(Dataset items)

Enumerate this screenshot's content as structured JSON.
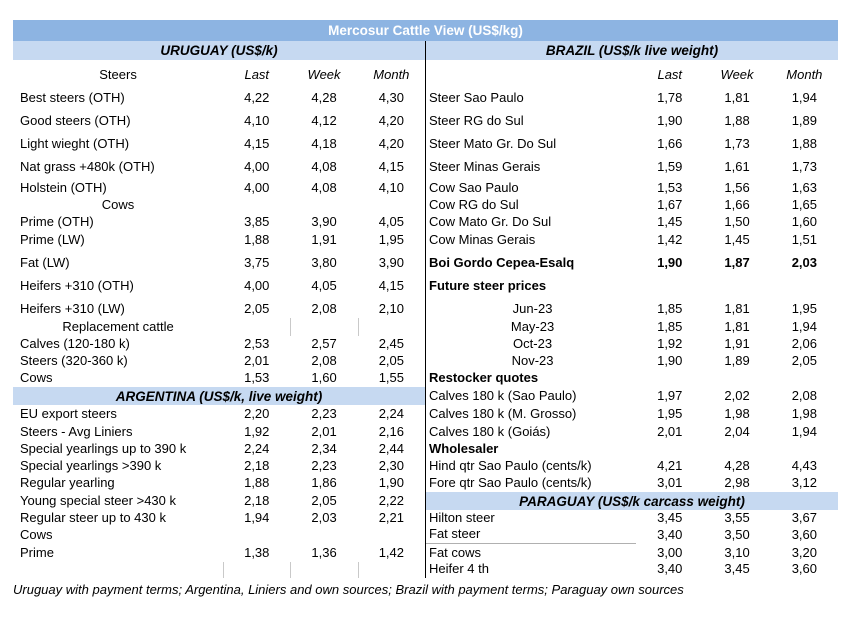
{
  "title": "Mercosur Cattle View (US$/kg)",
  "columns": {
    "last": "Last",
    "week": "Week",
    "month": "Month"
  },
  "colors": {
    "title_bg": "#8DB4E2",
    "title_text": "#FFFFFF",
    "band_bg": "#C6D9F1",
    "divider": "#000000",
    "tick_border": "#C9C9C9"
  },
  "left_rows": [
    {
      "type": "band",
      "label": "URUGUAY (US$/k)"
    },
    {
      "type": "colheader",
      "label": "Steers"
    },
    {
      "label": "Best steers (OTH)",
      "last": "4,22",
      "week": "4,28",
      "month": "4,30"
    },
    {
      "label": "Good steers (OTH)",
      "last": "4,10",
      "week": "4,12",
      "month": "4,20"
    },
    {
      "label": "Light wieght (OTH)",
      "last": "4,15",
      "week": "4,18",
      "month": "4,20"
    },
    {
      "label": "Nat grass +480k (OTH)",
      "last": "4,00",
      "week": "4,08",
      "month": "4,15"
    },
    {
      "label": "Holstein (OTH)",
      "last": "4,00",
      "week": "4,08",
      "month": "4,10"
    },
    {
      "label": "Cows",
      "sub": true
    },
    {
      "label": "Prime (OTH)",
      "last": "3,85",
      "week": "3,90",
      "month": "4,05"
    },
    {
      "label": "Prime (LW)",
      "last": "1,88",
      "week": "1,91",
      "month": "1,95"
    },
    {
      "label": "Fat (LW)",
      "last": "3,75",
      "week": "3,80",
      "month": "3,90"
    },
    {
      "label": "Heifers +310 (OTH)",
      "last": "4,00",
      "week": "4,05",
      "month": "4,15"
    },
    {
      "label": "Heifers +310 (LW)",
      "last": "2,05",
      "week": "2,08",
      "month": "2,10"
    },
    {
      "label": "Replacement cattle",
      "sub": true,
      "ticks": [
        "week",
        "month"
      ]
    },
    {
      "label": "Calves (120-180 k)",
      "last": "2,53",
      "week": "2,57",
      "month": "2,45"
    },
    {
      "label": "Steers (320-360 k)",
      "last": "2,01",
      "week": "2,08",
      "month": "2,05"
    },
    {
      "label": "Cows",
      "last": "1,53",
      "week": "1,60",
      "month": "1,55"
    },
    {
      "type": "band",
      "label": "ARGENTINA (US$/k, live weight)"
    },
    {
      "label": "EU export steers",
      "last": "2,20",
      "week": "2,23",
      "month": "2,24"
    },
    {
      "label": "Steers - Avg Liniers",
      "last": "1,92",
      "week": "2,01",
      "month": "2,16"
    },
    {
      "label": "Special yearlings up to 390 k",
      "last": "2,24",
      "week": "2,34",
      "month": "2,44"
    },
    {
      "label": "Special yearlings >390 k",
      "last": "2,18",
      "week": "2,23",
      "month": "2,30"
    },
    {
      "label": "Regular yearling",
      "last": "1,88",
      "week": "1,86",
      "month": "1,90"
    },
    {
      "label": "Young special steer >430 k",
      "last": "2,18",
      "week": "2,05",
      "month": "2,22"
    },
    {
      "label": "Regular steer up to 430 k",
      "last": "1,94",
      "week": "2,03",
      "month": "2,21"
    },
    {
      "label": "Cows"
    },
    {
      "label": "Prime",
      "last": "1,38",
      "week": "1,36",
      "month": "1,42"
    },
    {
      "label": "",
      "ticks": [
        "last",
        "week",
        "month"
      ]
    }
  ],
  "right_rows": [
    {
      "type": "band",
      "label": "BRAZIL (US$/k live weight)"
    },
    {
      "type": "colheader",
      "label": ""
    },
    {
      "label": "Steer Sao Paulo",
      "last": "1,78",
      "week": "1,81",
      "month": "1,94"
    },
    {
      "label": "Steer RG do Sul",
      "last": "1,90",
      "week": "1,88",
      "month": "1,89"
    },
    {
      "label": "Steer Mato Gr. Do Sul",
      "last": "1,66",
      "week": "1,73",
      "month": "1,88"
    },
    {
      "label": "Steer Minas Gerais",
      "last": "1,59",
      "week": "1,61",
      "month": "1,73"
    },
    {
      "label": "Cow Sao Paulo",
      "last": "1,53",
      "week": "1,56",
      "month": "1,63"
    },
    {
      "label": "Cow RG do Sul",
      "last": "1,67",
      "week": "1,66",
      "month": "1,65"
    },
    {
      "label": "Cow Mato Gr. Do Sul",
      "last": "1,45",
      "week": "1,50",
      "month": "1,60"
    },
    {
      "label": "Cow Minas Gerais",
      "last": "1,42",
      "week": "1,45",
      "month": "1,51"
    },
    {
      "label": "Boi Gordo Cepea-Esalq",
      "last": "1,90",
      "week": "1,87",
      "month": "2,03",
      "bold": true
    },
    {
      "label": "Future steer prices",
      "bold": true
    },
    {
      "label": "Jun-23",
      "last": "1,85",
      "week": "1,81",
      "month": "1,95",
      "sub": true
    },
    {
      "label": "May-23",
      "last": "1,85",
      "week": "1,81",
      "month": "1,94",
      "sub": true
    },
    {
      "label": "Oct-23",
      "last": "1,92",
      "week": "1,91",
      "month": "2,06",
      "sub": true
    },
    {
      "label": "Nov-23",
      "last": "1,90",
      "week": "1,89",
      "month": "2,05",
      "sub": true
    },
    {
      "label": "Restocker quotes",
      "bold": true
    },
    {
      "label": "Calves 180 k (Sao Paulo)",
      "last": "1,97",
      "week": "2,02",
      "month": "2,08"
    },
    {
      "label": "Calves 180 k (M. Grosso)",
      "last": "1,95",
      "week": "1,98",
      "month": "1,98"
    },
    {
      "label": "Calves 180 k (Goiás)",
      "last": "2,01",
      "week": "2,04",
      "month": "1,94"
    },
    {
      "label": "Wholesaler",
      "bold": true
    },
    {
      "label": "Hind qtr Sao Paulo (cents/k)",
      "last": "4,21",
      "week": "4,28",
      "month": "4,43"
    },
    {
      "label": "Fore qtr Sao Paulo (cents/k)",
      "last": "3,01",
      "week": "2,98",
      "month": "3,12"
    },
    {
      "type": "band",
      "label": "PARAGUAY (US$/k carcass weight)"
    },
    {
      "label": "Hilton steer",
      "last": "3,45",
      "week": "3,55",
      "month": "3,67"
    },
    {
      "label": "Fat steer",
      "last": "3,40",
      "week": "3,50",
      "month": "3,60",
      "underline": true
    },
    {
      "label": "Fat cows",
      "last": "3,00",
      "week": "3,10",
      "month": "3,20"
    },
    {
      "label": "Heifer 4 th",
      "last": "3,40",
      "week": "3,45",
      "month": "3,60"
    }
  ],
  "footnote": "Uruguay with payment terms; Argentina, Liniers and own sources; Brazil with payment terms; Paraguay own sources"
}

*WHAT THIS TASK INVOLVES*
Reproduce all of the material exactly, apart from the pictures.

*WRITTEN SOLUTION*
Enumerate this screenshot's content as structured JSON.
{
  "title": "Mercosur Cattle View (US$/kg)",
  "columns": {
    "last": "Last",
    "week": "Week",
    "month": "Month"
  },
  "colors": {
    "title_bg": "#8DB4E2",
    "title_text": "#FFFFFF",
    "band_bg": "#C6D9F1",
    "divider": "#000000",
    "tick_border": "#C9C9C9"
  },
  "left_rows": [
    {
      "type": "band",
      "label": "URUGUAY (US$/k)"
    },
    {
      "type": "colheader",
      "label": "Steers"
    },
    {
      "label": "Best steers (OTH)",
      "last": "4,22",
      "week": "4,28",
      "month": "4,30"
    },
    {
      "label": "Good steers (OTH)",
      "last": "4,10",
      "week": "4,12",
      "month": "4,20"
    },
    {
      "label": "Light wieght (OTH)",
      "last": "4,15",
      "week": "4,18",
      "month": "4,20"
    },
    {
      "label": "Nat grass +480k (OTH)",
      "last": "4,00",
      "week": "4,08",
      "month": "4,15"
    },
    {
      "label": "Holstein (OTH)",
      "last": "4,00",
      "week": "4,08",
      "month": "4,10"
    },
    {
      "label": "Cows",
      "sub": true
    },
    {
      "label": "Prime (OTH)",
      "last": "3,85",
      "week": "3,90",
      "month": "4,05"
    },
    {
      "label": "Prime (LW)",
      "last": "1,88",
      "week": "1,91",
      "month": "1,95"
    },
    {
      "label": "Fat (LW)",
      "last": "3,75",
      "week": "3,80",
      "month": "3,90"
    },
    {
      "label": "Heifers +310 (OTH)",
      "last": "4,00",
      "week": "4,05",
      "month": "4,15"
    },
    {
      "label": "Heifers +310 (LW)",
      "last": "2,05",
      "week": "2,08",
      "month": "2,10"
    },
    {
      "label": "Replacement cattle",
      "sub": true,
      "ticks": [
        "week",
        "month"
      ]
    },
    {
      "label": "Calves (120-180 k)",
      "last": "2,53",
      "week": "2,57",
      "month": "2,45"
    },
    {
      "label": "Steers (320-360 k)",
      "last": "2,01",
      "week": "2,08",
      "month": "2,05"
    },
    {
      "label": "Cows",
      "last": "1,53",
      "week": "1,60",
      "month": "1,55"
    },
    {
      "type": "band",
      "label": "ARGENTINA (US$/k, live weight)"
    },
    {
      "label": "EU export steers",
      "last": "2,20",
      "week": "2,23",
      "month": "2,24"
    },
    {
      "label": "Steers - Avg Liniers",
      "last": "1,92",
      "week": "2,01",
      "month": "2,16"
    },
    {
      "label": "Special yearlings up to 390 k",
      "last": "2,24",
      "week": "2,34",
      "month": "2,44"
    },
    {
      "label": "Special yearlings >390 k",
      "last": "2,18",
      "week": "2,23",
      "month": "2,30"
    },
    {
      "label": "Regular yearling",
      "last": "1,88",
      "week": "1,86",
      "month": "1,90"
    },
    {
      "label": "Young special steer >430 k",
      "last": "2,18",
      "week": "2,05",
      "month": "2,22"
    },
    {
      "label": "Regular steer up to 430 k",
      "last": "1,94",
      "week": "2,03",
      "month": "2,21"
    },
    {
      "label": "Cows"
    },
    {
      "label": "Prime",
      "last": "1,38",
      "week": "1,36",
      "month": "1,42"
    },
    {
      "label": "",
      "ticks": [
        "last",
        "week",
        "month"
      ]
    }
  ],
  "right_rows": [
    {
      "type": "band",
      "label": "BRAZIL (US$/k live weight)"
    },
    {
      "type": "colheader",
      "label": ""
    },
    {
      "label": "Steer Sao Paulo",
      "last": "1,78",
      "week": "1,81",
      "month": "1,94"
    },
    {
      "label": "Steer RG do Sul",
      "last": "1,90",
      "week": "1,88",
      "month": "1,89"
    },
    {
      "label": "Steer Mato Gr. Do Sul",
      "last": "1,66",
      "week": "1,73",
      "month": "1,88"
    },
    {
      "label": "Steer Minas Gerais",
      "last": "1,59",
      "week": "1,61",
      "month": "1,73"
    },
    {
      "label": "Cow Sao Paulo",
      "last": "1,53",
      "week": "1,56",
      "month": "1,63"
    },
    {
      "label": "Cow RG do Sul",
      "last": "1,67",
      "week": "1,66",
      "month": "1,65"
    },
    {
      "label": "Cow Mato Gr. Do Sul",
      "last": "1,45",
      "week": "1,50",
      "month": "1,60"
    },
    {
      "label": "Cow Minas Gerais",
      "last": "1,42",
      "week": "1,45",
      "month": "1,51"
    },
    {
      "label": "Boi Gordo Cepea-Esalq",
      "last": "1,90",
      "week": "1,87",
      "month": "2,03",
      "bold": true
    },
    {
      "label": "Future steer prices",
      "bold": true
    },
    {
      "label": "Jun-23",
      "last": "1,85",
      "week": "1,81",
      "month": "1,95",
      "sub": true
    },
    {
      "label": "May-23",
      "last": "1,85",
      "week": "1,81",
      "month": "1,94",
      "sub": true
    },
    {
      "label": "Oct-23",
      "last": "1,92",
      "week": "1,91",
      "month": "2,06",
      "sub": true
    },
    {
      "label": "Nov-23",
      "last": "1,90",
      "week": "1,89",
      "month": "2,05",
      "sub": true
    },
    {
      "label": "Restocker quotes",
      "bold": true
    },
    {
      "label": "Calves 180 k (Sao Paulo)",
      "last": "1,97",
      "week": "2,02",
      "month": "2,08"
    },
    {
      "label": "Calves 180 k (M. Grosso)",
      "last": "1,95",
      "week": "1,98",
      "month": "1,98"
    },
    {
      "label": "Calves 180 k (Goiás)",
      "last": "2,01",
      "week": "2,04",
      "month": "1,94"
    },
    {
      "label": "Wholesaler",
      "bold": true
    },
    {
      "label": "Hind qtr Sao Paulo (cents/k)",
      "last": "4,21",
      "week": "4,28",
      "month": "4,43"
    },
    {
      "label": "Fore qtr Sao Paulo (cents/k)",
      "last": "3,01",
      "week": "2,98",
      "month": "3,12"
    },
    {
      "type": "band",
      "label": "PARAGUAY (US$/k carcass weight)"
    },
    {
      "label": "Hilton steer",
      "last": "3,45",
      "week": "3,55",
      "month": "3,67"
    },
    {
      "label": "Fat steer",
      "last": "3,40",
      "week": "3,50",
      "month": "3,60",
      "underline": true
    },
    {
      "label": "Fat cows",
      "last": "3,00",
      "week": "3,10",
      "month": "3,20"
    },
    {
      "label": "Heifer 4 th",
      "last": "3,40",
      "week": "3,45",
      "month": "3,60"
    }
  ],
  "footnote": "Uruguay with payment terms; Argentina, Liniers and own sources; Brazil with payment terms; Paraguay own sources"
}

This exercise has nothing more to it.